▶ DO THIS
Skip every line before the one containing "Extract all readable text from this page.", then copy that line and the rest of the entries below exactly, through the last line.

▶ DATA
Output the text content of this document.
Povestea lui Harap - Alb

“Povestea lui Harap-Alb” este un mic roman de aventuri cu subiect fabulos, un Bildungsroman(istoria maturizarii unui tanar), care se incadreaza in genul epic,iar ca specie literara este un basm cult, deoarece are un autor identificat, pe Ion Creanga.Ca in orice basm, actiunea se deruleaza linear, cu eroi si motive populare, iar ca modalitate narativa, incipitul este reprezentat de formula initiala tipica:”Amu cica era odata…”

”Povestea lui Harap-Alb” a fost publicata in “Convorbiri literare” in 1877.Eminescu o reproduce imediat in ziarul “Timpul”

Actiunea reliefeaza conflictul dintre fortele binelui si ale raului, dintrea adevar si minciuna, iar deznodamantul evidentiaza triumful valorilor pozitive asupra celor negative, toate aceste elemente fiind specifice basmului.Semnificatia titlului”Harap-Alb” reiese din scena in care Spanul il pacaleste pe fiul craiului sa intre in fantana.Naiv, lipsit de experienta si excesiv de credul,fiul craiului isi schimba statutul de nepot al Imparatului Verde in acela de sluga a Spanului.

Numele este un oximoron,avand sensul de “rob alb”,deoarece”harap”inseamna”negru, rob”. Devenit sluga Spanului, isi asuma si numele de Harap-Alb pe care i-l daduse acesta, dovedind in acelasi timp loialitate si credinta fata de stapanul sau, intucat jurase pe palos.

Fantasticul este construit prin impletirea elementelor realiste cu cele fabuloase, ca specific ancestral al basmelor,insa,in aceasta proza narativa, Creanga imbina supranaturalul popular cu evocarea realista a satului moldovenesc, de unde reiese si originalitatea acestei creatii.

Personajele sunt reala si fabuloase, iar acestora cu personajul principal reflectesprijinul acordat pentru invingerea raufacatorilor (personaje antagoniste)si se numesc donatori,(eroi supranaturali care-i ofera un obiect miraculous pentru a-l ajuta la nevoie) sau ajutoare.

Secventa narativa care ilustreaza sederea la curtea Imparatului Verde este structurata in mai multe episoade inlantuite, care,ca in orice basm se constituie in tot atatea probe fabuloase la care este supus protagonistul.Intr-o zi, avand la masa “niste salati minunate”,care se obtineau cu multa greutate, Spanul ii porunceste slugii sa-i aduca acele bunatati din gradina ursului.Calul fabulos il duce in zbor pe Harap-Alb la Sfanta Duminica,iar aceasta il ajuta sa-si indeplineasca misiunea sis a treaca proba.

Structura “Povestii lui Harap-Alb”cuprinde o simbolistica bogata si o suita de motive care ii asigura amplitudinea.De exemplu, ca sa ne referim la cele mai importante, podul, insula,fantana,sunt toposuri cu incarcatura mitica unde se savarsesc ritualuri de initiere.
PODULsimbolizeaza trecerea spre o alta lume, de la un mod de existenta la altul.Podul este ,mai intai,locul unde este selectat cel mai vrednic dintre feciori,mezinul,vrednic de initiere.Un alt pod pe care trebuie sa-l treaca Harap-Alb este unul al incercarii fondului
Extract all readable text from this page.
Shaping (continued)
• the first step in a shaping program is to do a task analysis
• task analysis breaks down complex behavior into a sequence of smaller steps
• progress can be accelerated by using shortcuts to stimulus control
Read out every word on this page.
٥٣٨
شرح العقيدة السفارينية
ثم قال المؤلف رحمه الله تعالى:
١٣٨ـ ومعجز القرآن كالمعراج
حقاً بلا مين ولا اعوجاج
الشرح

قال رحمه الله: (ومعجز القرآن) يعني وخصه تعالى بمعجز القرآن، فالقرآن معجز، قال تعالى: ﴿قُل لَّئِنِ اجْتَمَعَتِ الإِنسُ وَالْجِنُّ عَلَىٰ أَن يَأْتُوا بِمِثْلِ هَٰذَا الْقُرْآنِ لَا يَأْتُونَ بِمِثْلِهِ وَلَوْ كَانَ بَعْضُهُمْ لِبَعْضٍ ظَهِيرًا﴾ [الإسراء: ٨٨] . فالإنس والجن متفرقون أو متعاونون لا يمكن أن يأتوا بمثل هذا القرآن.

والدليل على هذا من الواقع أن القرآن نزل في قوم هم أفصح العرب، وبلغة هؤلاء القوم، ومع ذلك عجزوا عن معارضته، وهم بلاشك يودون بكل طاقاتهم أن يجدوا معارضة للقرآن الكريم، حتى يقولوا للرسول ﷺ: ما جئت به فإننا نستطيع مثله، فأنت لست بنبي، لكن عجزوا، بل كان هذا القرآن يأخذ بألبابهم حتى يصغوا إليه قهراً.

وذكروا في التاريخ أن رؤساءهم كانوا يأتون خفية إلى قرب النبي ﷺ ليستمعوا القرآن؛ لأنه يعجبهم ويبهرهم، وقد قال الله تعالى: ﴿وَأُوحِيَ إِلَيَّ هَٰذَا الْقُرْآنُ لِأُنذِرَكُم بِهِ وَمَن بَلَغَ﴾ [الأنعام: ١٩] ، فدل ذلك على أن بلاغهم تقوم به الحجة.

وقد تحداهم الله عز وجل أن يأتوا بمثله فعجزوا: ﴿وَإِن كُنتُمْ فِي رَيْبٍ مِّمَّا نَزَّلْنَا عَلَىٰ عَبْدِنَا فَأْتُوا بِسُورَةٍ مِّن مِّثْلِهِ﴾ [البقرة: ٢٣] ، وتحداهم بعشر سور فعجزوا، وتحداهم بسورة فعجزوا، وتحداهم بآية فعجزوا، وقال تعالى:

▶ SOLUTION FOR THIS EXERCISE
Extract all readable text from this page.
Shaping (continued)
• the first step in a shaping program is to do a task analysis
• task analysis breaks down complex behavior into a sequence of smaller steps
• progress can be accelerated by using shortcuts to stimulus control
Read out every word on this page.
٥٣٨
شرح العقيدة السفارينية
ثم قال المؤلف رحمه الله تعالى:
١٣٨ـ ومعجز القرآن كالمعراج
حقاً بلا مين ولا اعوجاج
الشرح

قال رحمه الله: (ومعجز القرآن) يعني وخصه تعالى بمعجز القرآن، فالقرآن معجز، قال تعالى: ﴿قُل لَّئِنِ اجْتَمَعَتِ الإِنسُ وَالْجِنُّ عَلَىٰ أَن يَأْتُوا بِمِثْلِ هَٰذَا الْقُرْآنِ لَا يَأْتُونَ بِمِثْلِهِ وَلَوْ كَانَ بَعْضُهُمْ لِبَعْضٍ ظَهِيرًا﴾ [الإسراء: ٨٨] . فالإنس والجن متفرقون أو متعاونون لا يمكن أن يأتوا بمثل هذا القرآن.

والدليل على هذا من الواقع أن القرآن نزل في قوم هم أفصح العرب، وبلغة هؤلاء القوم، ومع ذلك عجزوا عن معارضته، وهم بلاشك يودون بكل طاقاتهم أن يجدوا معارضة للقرآن الكريم، حتى يقولوا للرسول ﷺ: ما جئت به فإننا نستطيع مثله، فأنت لست بنبي، لكن عجزوا، بل كان هذا القرآن يأخذ بألبابهم حتى يصغوا إليه قهراً.

وذكروا في التاريخ أن رؤساءهم كانوا يأتون خفية إلى قرب النبي ﷺ ليستمعوا القرآن؛ لأنه يعجبهم ويبهرهم، وقد قال الله تعالى: ﴿وَأُوحِيَ إِلَيَّ هَٰذَا الْقُرْآنُ لِأُنذِرَكُم بِهِ وَمَن بَلَغَ﴾ [الأنعام: ١٩] ، فدل ذلك على أن بلاغهم تقوم به الحجة.

وقد تحداهم الله عز وجل أن يأتوا بمثله فعجزوا: ﴿وَإِن كُنتُمْ فِي رَيْبٍ مِّمَّا نَزَّلْنَا عَلَىٰ عَبْدِنَا فَأْتُوا بِسُورَةٍ مِّن مِّثْلِهِ﴾ [البقرة: ٢٣] ، وتحداهم بعشر سور فعجزوا، وتحداهم بسورة فعجزوا، وتحداهم بآية فعجزوا، وقال تعالى:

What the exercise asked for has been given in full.